Dataset entries:
»»

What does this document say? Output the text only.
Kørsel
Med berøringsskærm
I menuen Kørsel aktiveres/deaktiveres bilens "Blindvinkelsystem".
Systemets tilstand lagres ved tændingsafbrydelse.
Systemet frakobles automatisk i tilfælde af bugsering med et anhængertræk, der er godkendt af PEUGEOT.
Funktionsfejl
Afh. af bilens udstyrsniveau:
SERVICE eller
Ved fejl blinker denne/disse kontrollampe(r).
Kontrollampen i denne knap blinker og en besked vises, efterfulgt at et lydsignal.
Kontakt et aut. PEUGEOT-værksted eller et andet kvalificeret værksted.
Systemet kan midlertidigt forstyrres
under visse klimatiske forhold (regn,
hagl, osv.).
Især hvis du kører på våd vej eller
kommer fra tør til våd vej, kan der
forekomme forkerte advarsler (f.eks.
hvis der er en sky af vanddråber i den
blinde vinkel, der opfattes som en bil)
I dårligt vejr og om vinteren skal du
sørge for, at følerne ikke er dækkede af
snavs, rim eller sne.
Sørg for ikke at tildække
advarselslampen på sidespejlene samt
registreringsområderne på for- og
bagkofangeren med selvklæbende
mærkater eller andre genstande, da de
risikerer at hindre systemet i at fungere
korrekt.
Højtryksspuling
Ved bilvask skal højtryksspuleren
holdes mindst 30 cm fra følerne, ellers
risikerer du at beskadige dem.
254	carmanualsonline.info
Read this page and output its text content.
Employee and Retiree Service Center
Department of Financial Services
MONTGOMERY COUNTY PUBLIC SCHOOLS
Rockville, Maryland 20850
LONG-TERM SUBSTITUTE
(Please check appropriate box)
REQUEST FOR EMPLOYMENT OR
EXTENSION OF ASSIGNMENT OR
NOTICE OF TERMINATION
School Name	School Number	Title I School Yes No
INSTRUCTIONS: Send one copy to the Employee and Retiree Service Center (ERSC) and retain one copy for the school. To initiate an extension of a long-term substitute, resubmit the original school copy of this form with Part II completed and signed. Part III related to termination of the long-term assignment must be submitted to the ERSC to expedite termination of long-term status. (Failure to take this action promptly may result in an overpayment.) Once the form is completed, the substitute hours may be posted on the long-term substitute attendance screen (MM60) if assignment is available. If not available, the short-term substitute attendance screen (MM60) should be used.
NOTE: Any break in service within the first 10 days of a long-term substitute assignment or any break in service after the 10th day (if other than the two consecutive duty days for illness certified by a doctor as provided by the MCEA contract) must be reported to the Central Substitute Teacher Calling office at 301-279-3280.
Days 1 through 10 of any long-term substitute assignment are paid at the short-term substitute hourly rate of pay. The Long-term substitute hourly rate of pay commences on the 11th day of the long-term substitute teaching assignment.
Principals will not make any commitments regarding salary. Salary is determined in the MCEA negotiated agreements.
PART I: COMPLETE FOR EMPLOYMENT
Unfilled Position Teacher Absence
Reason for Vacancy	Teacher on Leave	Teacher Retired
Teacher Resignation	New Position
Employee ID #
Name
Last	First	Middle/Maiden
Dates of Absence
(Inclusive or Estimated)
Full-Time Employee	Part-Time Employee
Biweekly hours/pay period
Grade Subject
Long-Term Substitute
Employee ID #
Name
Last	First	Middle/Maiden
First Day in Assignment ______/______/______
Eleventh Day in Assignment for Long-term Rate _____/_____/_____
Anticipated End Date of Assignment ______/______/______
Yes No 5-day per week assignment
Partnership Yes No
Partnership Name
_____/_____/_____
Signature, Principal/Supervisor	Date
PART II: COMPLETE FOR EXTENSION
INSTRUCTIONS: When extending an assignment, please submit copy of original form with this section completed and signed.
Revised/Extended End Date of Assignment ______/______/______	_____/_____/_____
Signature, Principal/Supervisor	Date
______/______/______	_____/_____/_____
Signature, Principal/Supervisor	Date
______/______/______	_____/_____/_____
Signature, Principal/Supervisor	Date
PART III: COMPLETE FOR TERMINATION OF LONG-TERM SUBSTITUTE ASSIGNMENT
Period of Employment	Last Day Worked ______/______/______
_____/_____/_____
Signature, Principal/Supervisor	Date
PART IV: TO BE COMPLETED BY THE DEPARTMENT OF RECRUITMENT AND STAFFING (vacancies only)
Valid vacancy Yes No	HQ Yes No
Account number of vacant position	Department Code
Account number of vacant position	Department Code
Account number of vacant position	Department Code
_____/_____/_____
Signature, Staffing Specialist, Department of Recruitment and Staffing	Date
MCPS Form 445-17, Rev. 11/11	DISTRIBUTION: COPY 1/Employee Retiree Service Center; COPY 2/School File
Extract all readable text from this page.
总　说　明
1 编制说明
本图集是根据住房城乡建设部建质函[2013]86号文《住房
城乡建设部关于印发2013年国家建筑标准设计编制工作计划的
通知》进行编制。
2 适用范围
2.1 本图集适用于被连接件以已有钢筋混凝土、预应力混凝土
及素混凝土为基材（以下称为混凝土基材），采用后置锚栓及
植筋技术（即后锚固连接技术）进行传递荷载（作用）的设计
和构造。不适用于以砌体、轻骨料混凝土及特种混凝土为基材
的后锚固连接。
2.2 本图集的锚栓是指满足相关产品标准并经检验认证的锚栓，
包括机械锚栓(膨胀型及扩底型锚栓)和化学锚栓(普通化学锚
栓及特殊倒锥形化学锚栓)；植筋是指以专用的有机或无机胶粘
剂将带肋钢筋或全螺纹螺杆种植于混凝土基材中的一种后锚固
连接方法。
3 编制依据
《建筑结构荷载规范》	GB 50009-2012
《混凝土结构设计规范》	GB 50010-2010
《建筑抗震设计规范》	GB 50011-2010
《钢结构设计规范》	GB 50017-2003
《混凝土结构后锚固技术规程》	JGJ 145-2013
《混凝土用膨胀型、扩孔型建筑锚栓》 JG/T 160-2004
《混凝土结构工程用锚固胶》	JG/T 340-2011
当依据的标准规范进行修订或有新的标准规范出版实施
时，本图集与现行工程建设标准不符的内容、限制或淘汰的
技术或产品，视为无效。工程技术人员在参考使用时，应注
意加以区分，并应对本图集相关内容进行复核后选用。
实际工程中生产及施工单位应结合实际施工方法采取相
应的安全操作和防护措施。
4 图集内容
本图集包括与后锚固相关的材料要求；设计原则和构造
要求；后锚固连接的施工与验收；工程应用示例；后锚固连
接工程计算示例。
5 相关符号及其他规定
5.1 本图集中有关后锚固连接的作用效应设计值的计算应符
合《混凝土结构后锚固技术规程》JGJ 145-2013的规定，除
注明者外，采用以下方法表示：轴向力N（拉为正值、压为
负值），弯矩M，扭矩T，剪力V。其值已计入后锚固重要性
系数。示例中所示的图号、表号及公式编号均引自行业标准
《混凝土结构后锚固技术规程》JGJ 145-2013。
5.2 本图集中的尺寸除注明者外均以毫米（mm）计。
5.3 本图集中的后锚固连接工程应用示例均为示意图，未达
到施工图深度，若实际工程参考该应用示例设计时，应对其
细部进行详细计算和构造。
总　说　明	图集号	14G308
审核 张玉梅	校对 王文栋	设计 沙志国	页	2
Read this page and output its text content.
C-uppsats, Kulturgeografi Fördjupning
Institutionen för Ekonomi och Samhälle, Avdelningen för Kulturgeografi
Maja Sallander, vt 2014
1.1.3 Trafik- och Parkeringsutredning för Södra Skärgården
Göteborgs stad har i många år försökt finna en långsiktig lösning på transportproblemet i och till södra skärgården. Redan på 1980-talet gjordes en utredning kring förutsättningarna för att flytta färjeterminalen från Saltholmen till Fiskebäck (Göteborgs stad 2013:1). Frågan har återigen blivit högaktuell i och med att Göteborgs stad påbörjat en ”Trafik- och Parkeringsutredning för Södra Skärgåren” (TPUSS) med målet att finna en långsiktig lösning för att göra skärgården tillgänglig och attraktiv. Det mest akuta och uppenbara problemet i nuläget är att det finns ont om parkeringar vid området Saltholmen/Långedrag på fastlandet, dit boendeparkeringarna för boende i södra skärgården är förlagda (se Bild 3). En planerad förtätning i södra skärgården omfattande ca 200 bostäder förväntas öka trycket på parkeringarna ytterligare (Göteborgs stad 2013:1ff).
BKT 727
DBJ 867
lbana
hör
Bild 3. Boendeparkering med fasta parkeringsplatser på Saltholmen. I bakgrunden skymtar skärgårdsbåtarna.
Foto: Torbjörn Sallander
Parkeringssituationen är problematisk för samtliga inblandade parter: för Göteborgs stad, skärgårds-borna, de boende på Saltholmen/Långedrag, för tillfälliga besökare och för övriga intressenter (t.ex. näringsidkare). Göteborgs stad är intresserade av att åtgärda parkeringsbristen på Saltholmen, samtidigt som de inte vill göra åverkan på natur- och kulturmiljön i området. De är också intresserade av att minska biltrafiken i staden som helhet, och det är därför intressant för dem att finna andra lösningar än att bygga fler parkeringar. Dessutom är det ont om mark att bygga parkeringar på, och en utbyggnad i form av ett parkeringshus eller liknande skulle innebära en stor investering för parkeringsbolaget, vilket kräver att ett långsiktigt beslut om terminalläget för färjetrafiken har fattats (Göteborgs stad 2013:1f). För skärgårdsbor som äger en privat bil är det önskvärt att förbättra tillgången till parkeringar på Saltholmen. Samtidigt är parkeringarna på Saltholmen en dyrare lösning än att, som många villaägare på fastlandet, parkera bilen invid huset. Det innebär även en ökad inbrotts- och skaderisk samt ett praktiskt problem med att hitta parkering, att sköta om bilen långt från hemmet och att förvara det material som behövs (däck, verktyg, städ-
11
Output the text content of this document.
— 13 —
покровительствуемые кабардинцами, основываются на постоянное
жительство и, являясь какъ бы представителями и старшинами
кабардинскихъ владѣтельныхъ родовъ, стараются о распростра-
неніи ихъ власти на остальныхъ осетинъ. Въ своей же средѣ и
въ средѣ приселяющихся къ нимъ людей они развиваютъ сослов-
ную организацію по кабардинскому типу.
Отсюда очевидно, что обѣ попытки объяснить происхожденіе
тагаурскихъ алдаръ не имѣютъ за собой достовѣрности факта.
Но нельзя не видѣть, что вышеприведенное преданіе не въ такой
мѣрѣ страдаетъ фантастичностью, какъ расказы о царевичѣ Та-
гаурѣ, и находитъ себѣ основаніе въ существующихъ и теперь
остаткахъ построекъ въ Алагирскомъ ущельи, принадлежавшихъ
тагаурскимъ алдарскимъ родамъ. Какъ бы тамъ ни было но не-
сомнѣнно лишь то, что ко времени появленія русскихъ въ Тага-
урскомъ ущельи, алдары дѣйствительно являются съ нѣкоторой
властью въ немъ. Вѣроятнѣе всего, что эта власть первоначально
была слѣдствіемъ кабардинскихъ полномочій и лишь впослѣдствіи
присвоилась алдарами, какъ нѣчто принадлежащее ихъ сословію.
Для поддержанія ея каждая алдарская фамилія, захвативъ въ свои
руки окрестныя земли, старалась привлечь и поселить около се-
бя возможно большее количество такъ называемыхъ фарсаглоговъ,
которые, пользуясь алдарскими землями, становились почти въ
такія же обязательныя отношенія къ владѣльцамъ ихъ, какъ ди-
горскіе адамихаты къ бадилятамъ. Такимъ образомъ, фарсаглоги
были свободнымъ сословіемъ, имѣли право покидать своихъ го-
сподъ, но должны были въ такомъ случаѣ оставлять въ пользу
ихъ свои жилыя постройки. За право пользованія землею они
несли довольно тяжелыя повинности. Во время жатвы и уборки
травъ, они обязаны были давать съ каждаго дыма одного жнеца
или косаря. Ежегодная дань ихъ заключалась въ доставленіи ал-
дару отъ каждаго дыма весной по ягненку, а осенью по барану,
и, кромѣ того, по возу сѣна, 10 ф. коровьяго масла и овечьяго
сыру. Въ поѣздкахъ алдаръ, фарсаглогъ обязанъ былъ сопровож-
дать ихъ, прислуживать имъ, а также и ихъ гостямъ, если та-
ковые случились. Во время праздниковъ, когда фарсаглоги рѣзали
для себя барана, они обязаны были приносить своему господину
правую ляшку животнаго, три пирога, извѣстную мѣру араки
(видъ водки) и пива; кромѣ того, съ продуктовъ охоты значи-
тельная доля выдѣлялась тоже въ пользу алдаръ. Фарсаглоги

««

**Task**
Which lines above hold the word "кромѣ"? Copy each of them.

**Written response**
и, кромѣ того, по возу сѣна, 10 ф. коровьяго масла и овечьяго
(видъ водки) и пива; кромѣ того, съ продуктовъ охоты значи-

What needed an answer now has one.